* 页面正文:
【RFID】MFRC522射频读卡器控制程序

记录 2017-01-25 1 条评论 访问: 6,639 次

MFRC522 RFID 模块

连接树莓派读取卡片信息。本文涉及到MFRC522的驱动程序。

0x00 预备知识

MifareS50卡相关数据参数
C语言基础
树莓派
英文缩写
重点记住 PICC 是卡片的意思
PCD 是读卡器的意思
后面有完整的缩写列表

0x01 连接 MFRC522 和树莓派

abbr.jpeg

rc522 RFID模块

rc522.jpg


GPIO 接法

GPIO RC522接口
1 3.3v
6 GND
19 MOSI
21 MISO
22 RST
23 SCK
24 SDA

GPIO 图

rpi_gpio_layout.png


接好后是这样子的 IRQ 不连
connectToPi.jpg

0x02 驱动文件(向 rc522 寄存器写命令,读取相关寄存器的值)和上层函数(选卡、防冲突、认证、读写)

mfrc522.c 驱动封装,包含基本函数和上层函数

void writeMFRC522(unsigned char Address, unsigned char value);
void antennaOn(void);

//选卡函数
unsigned char selectCard(unsigned char *pSnr);

//读数据块函数,要提供块地址,和一个容器
unsigned char read(unsigned char blockAddr,char* strData);

//写数据块函数,要提供块地址和要写入的数据,注意,数组中每个元素是数据的 16 进制数。
//例如,strData[3] = 0x66,当然你愿意转化成十进制也可以 strData[3] = 102。反正就是一个数多少进制无所谓。

* 数据摘录:

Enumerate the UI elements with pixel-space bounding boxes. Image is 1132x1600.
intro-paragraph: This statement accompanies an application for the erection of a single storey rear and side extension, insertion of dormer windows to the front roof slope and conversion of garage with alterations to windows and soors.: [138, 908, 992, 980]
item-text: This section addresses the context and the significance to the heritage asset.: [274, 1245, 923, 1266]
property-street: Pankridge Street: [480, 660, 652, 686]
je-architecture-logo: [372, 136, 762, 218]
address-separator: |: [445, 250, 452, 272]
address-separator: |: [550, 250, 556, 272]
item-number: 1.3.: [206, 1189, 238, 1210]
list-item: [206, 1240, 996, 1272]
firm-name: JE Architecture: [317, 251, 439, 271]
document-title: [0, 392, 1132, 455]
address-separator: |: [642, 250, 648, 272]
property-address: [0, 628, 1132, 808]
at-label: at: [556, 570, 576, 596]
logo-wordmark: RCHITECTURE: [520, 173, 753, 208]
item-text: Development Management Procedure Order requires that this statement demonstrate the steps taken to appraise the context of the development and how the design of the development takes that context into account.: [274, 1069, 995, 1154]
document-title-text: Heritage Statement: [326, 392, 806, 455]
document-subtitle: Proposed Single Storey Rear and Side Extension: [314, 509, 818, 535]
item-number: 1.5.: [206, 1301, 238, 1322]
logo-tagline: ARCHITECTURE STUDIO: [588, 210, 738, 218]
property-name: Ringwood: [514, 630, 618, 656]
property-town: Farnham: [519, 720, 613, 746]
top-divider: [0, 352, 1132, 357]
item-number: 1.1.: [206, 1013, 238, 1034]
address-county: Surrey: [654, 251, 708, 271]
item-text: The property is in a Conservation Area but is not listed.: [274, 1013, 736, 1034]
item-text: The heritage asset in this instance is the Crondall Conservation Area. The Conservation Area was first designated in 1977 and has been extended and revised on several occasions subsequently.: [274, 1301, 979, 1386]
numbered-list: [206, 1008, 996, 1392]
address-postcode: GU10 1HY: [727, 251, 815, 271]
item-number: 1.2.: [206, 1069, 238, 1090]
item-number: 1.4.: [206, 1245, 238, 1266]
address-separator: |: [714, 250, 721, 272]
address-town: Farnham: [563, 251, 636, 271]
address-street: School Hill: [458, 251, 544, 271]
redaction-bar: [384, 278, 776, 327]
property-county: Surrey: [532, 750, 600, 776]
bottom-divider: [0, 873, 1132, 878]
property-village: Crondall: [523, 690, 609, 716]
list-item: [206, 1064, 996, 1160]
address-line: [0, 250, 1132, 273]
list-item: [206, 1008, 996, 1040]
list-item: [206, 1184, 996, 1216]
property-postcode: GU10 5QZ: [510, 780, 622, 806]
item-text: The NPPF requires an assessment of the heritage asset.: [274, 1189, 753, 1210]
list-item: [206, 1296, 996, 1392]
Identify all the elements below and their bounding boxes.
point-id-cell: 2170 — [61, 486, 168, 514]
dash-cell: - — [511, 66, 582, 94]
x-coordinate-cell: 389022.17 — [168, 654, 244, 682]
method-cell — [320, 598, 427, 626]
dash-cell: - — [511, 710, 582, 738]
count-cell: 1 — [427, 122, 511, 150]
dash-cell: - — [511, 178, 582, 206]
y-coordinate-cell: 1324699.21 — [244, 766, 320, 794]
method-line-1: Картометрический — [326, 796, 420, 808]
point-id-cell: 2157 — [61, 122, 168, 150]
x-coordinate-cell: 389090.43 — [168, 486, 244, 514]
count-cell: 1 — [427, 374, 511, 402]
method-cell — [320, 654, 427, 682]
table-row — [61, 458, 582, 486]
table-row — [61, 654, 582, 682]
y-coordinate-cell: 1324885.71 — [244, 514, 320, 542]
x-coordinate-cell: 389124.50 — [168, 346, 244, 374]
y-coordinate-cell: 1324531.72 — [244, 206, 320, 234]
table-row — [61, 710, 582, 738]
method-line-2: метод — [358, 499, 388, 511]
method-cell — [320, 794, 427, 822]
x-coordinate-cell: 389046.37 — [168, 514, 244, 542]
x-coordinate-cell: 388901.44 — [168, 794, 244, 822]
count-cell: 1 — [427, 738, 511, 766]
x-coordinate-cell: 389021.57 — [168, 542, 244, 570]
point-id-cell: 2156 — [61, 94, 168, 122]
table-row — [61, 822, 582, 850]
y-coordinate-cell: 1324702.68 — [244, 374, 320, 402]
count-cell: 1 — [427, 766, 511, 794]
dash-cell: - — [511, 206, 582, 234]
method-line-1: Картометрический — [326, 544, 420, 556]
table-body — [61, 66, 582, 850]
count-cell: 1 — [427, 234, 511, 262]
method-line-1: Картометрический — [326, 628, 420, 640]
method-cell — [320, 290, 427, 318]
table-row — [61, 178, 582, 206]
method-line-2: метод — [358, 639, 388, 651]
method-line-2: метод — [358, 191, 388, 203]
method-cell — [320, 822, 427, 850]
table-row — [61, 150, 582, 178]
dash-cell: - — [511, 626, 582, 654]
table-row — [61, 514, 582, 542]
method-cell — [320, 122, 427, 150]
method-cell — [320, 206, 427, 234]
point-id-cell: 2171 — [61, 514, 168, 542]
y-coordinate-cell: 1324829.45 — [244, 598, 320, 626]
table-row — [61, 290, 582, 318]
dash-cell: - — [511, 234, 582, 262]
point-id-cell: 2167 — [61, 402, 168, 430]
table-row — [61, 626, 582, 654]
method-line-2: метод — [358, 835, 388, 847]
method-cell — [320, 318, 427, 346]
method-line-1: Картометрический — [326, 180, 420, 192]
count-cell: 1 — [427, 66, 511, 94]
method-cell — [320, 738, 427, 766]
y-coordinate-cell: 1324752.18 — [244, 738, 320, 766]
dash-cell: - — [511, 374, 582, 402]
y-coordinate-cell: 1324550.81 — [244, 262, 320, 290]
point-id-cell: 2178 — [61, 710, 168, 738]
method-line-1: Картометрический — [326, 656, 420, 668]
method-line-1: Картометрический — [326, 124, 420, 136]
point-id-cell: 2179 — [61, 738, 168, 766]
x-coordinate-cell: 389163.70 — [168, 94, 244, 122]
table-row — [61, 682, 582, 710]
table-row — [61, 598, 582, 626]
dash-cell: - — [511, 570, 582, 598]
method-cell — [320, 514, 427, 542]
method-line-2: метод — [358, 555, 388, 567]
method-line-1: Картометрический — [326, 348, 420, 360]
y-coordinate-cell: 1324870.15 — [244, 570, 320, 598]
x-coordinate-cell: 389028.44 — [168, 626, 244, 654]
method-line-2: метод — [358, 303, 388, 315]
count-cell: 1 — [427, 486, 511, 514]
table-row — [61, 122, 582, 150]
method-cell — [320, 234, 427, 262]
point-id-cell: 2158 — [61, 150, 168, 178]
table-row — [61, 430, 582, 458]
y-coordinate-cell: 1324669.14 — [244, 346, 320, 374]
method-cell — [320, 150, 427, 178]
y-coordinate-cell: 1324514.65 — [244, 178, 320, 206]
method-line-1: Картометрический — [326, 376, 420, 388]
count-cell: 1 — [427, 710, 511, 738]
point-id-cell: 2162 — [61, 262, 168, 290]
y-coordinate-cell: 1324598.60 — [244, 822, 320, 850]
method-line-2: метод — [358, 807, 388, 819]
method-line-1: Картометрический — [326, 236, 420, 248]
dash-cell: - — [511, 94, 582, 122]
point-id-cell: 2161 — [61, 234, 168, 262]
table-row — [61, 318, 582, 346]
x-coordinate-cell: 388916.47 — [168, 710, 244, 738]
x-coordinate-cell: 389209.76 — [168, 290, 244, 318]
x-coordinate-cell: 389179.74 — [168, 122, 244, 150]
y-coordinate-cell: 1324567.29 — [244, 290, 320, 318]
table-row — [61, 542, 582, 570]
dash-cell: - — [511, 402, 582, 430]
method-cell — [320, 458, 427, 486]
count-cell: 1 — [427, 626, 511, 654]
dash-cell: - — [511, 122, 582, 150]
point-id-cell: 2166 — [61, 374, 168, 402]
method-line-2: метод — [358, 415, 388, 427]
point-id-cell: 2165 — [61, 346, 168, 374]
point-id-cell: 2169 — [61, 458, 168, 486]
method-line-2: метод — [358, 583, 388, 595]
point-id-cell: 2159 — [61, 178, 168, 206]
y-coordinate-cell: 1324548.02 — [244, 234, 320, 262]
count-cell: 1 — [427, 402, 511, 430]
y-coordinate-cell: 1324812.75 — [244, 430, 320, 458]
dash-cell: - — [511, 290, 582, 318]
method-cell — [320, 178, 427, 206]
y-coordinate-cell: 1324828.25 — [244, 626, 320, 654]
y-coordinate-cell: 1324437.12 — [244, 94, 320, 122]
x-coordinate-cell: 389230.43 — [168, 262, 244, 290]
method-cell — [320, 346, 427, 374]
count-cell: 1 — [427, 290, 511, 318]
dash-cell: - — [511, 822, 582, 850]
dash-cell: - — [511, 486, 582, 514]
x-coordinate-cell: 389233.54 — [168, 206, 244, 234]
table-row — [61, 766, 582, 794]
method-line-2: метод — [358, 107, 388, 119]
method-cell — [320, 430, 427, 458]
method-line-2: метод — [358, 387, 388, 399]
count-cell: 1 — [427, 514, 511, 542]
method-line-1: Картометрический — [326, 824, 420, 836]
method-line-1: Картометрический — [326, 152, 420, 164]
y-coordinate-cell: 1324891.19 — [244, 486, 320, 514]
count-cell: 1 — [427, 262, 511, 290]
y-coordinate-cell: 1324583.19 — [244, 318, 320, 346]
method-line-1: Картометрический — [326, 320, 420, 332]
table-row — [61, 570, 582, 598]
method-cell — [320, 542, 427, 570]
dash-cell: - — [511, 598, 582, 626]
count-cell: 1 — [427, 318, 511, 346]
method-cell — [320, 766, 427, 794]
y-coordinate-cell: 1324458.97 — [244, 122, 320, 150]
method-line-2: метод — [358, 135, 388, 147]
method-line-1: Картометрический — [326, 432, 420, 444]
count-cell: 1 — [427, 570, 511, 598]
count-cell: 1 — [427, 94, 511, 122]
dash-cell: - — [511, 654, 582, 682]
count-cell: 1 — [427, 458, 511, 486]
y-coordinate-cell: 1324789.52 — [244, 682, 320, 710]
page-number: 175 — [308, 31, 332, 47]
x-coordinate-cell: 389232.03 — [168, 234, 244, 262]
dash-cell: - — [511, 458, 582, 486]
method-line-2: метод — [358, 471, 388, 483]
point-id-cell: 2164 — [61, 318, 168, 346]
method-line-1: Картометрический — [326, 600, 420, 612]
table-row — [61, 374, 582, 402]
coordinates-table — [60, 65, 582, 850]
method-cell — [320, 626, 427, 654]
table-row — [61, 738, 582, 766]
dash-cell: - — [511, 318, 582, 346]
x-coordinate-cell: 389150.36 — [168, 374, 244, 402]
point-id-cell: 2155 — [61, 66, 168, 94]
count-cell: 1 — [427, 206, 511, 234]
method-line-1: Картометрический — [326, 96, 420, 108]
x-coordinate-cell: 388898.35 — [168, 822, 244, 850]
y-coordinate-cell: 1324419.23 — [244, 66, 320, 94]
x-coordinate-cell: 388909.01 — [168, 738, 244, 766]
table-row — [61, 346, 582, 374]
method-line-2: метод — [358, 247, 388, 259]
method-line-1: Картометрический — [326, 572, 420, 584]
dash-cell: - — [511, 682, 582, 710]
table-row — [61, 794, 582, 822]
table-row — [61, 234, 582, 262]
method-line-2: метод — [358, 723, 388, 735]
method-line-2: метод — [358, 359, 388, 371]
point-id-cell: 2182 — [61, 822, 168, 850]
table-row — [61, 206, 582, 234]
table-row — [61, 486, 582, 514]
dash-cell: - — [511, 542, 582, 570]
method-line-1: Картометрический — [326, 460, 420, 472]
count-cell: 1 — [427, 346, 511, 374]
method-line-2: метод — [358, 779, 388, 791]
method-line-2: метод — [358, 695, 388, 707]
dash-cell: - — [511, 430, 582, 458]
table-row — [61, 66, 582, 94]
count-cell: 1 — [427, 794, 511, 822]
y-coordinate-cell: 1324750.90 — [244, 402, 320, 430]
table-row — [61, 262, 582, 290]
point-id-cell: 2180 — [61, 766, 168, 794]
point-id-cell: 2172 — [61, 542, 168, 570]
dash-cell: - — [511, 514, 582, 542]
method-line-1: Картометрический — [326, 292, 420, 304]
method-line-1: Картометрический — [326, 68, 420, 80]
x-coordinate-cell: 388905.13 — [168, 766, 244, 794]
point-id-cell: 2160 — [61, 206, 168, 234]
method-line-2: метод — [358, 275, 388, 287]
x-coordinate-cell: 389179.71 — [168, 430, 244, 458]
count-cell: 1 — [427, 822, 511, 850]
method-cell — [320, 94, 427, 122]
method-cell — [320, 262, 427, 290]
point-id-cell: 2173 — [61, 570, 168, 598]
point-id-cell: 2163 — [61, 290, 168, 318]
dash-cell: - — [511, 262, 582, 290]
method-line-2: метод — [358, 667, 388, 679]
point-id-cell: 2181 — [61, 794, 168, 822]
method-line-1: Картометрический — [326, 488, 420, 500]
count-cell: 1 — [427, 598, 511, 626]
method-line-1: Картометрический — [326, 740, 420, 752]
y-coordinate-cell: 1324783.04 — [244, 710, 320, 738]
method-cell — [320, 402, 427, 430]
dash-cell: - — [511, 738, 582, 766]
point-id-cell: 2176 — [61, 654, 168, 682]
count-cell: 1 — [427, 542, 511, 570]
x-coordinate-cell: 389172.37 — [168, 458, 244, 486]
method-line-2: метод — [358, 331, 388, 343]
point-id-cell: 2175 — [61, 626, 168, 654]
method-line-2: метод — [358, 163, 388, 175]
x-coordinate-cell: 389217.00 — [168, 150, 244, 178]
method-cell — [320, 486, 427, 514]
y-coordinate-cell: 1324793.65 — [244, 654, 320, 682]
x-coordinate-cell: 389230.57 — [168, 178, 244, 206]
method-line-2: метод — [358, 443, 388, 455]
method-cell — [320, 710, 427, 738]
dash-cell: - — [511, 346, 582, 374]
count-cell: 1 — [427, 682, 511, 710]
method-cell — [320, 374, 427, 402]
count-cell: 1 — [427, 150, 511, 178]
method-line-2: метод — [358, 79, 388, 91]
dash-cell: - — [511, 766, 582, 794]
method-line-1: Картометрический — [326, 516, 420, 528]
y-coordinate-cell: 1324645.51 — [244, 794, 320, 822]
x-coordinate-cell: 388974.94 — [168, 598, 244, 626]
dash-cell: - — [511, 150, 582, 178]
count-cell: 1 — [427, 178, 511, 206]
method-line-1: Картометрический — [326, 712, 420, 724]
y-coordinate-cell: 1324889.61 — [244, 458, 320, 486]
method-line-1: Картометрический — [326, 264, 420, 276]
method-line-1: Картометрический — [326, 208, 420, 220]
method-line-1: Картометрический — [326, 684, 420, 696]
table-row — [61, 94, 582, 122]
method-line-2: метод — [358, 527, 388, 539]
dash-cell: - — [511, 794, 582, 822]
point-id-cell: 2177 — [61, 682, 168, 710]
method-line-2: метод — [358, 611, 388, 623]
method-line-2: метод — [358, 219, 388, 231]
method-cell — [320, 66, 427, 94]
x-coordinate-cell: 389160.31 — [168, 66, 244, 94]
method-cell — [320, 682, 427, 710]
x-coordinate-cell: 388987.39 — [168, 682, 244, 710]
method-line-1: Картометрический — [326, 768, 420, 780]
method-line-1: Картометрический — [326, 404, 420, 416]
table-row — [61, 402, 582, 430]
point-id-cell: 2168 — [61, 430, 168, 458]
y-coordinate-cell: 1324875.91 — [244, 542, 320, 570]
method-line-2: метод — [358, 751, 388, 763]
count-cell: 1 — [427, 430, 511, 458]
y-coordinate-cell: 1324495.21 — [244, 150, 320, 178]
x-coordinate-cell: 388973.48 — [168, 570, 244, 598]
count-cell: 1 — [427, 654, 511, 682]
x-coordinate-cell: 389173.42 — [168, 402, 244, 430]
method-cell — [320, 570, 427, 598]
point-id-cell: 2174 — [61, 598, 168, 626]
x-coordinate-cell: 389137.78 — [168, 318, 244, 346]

* 待完成任务:
A - 请根据页面正文中的"GPIO 接法"一表，列出每个 GPIO 引脚编号及其对应的 RC522 接口。
B - 把记录从第一行起，到包含"logo-wordmark: RCHITECTURE: [520, 173, 753, 208]"的那一行为止，一字不改地照抄一遍，首尾两行都要包括在内。

* 预期结果:
A -
1：3.3v
6：GND
19：MOSI
21：MISO
22：RST
23：SCK
24：SDA

B -
Enumerate the UI elements with pixel-space bounding boxes. Image is 1132x1600.
intro-paragraph: This statement accompanies an application for the erection of a single storey rear and side extension, insertion of dormer windows to the front roof slope and conversion of garage with alterations to windows and soors.: [138, 908, 992, 980]
item-text: This section addresses the context and the significance to the heritage asset.: [274, 1245, 923, 1266]
property-street: Pankridge Street: [480, 660, 652, 686]
je-architecture-logo: [372, 136, 762, 218]
address-separator: |: [445, 250, 452, 272]
address-separator: |: [550, 250, 556, 272]
item-number: 1.3.: [206, 1189, 238, 1210]
list-item: [206, 1240, 996, 1272]
firm-name: JE Architecture: [317, 251, 439, 271]
document-title: [0, 392, 1132, 455]
address-separator: |: [642, 250, 648, 272]
property-address: [0, 628, 1132, 808]
at-label: at: [556, 570, 576, 596]
logo-wordmark: RCHITECTURE: [520, 173, 753, 208]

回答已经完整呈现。